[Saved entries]
== == ==

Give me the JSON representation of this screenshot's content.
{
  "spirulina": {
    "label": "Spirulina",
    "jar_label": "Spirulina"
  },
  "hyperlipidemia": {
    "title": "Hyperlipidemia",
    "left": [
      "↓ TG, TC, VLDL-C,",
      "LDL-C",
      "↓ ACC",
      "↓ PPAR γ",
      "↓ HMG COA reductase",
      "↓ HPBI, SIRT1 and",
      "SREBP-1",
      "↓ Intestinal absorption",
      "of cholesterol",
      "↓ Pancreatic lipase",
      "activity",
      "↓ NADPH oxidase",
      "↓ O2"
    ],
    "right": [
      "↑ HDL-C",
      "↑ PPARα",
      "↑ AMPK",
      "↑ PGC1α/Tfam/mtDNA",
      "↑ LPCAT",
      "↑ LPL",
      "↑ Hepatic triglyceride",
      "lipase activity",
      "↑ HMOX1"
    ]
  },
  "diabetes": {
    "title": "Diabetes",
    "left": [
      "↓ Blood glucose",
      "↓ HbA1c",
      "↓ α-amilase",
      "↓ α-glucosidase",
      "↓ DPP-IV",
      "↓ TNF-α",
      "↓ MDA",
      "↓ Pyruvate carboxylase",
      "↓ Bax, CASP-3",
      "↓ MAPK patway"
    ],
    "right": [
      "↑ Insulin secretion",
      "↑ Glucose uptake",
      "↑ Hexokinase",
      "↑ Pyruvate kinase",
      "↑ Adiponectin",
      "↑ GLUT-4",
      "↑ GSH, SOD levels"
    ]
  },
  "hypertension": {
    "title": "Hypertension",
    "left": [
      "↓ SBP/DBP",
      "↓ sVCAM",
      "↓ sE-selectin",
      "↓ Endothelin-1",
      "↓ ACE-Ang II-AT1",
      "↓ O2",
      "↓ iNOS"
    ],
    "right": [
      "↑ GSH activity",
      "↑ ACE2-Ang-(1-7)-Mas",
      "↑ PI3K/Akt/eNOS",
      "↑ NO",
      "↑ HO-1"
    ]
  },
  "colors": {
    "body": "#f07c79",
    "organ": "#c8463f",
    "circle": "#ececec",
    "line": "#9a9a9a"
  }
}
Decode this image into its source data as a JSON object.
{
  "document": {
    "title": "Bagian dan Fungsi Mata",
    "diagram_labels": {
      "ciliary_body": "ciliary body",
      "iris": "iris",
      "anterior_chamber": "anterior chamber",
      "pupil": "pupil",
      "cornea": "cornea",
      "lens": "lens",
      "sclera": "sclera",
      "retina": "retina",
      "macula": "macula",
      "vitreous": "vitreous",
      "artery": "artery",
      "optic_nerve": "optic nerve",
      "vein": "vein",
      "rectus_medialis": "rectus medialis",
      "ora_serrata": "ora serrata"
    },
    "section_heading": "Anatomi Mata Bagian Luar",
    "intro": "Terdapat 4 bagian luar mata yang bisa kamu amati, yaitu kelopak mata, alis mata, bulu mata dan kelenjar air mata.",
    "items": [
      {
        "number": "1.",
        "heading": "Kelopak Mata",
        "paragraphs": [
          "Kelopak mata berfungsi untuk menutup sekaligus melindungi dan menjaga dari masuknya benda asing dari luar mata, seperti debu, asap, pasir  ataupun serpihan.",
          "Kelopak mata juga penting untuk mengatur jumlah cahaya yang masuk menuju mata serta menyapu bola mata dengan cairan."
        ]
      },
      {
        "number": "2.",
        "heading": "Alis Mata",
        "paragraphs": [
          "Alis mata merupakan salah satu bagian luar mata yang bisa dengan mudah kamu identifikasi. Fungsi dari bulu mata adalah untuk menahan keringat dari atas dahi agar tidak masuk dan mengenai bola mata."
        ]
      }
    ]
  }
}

== == ==

The exercise.
Of the lines above, copy each that contains "untuk".

Task output.
          "Kelopak mata berfungsi untuk menutup sekaligus melindungi dan menjaga dari masuknya benda asing dari luar mata, seperti debu, asap, pasir  ataupun serpihan.",
          "Kelopak mata juga penting untuk mengatur jumlah cahaya yang masuk menuju mata serta menyapu bola mata dengan cairan."
          "Alis mata merupakan salah satu bagian luar mata yang bisa dengan mudah kamu identifikasi. Fungsi dari bulu mata adalah untuk menahan keringat dari atas dahi agar tidak masuk dan mengenai bola mata."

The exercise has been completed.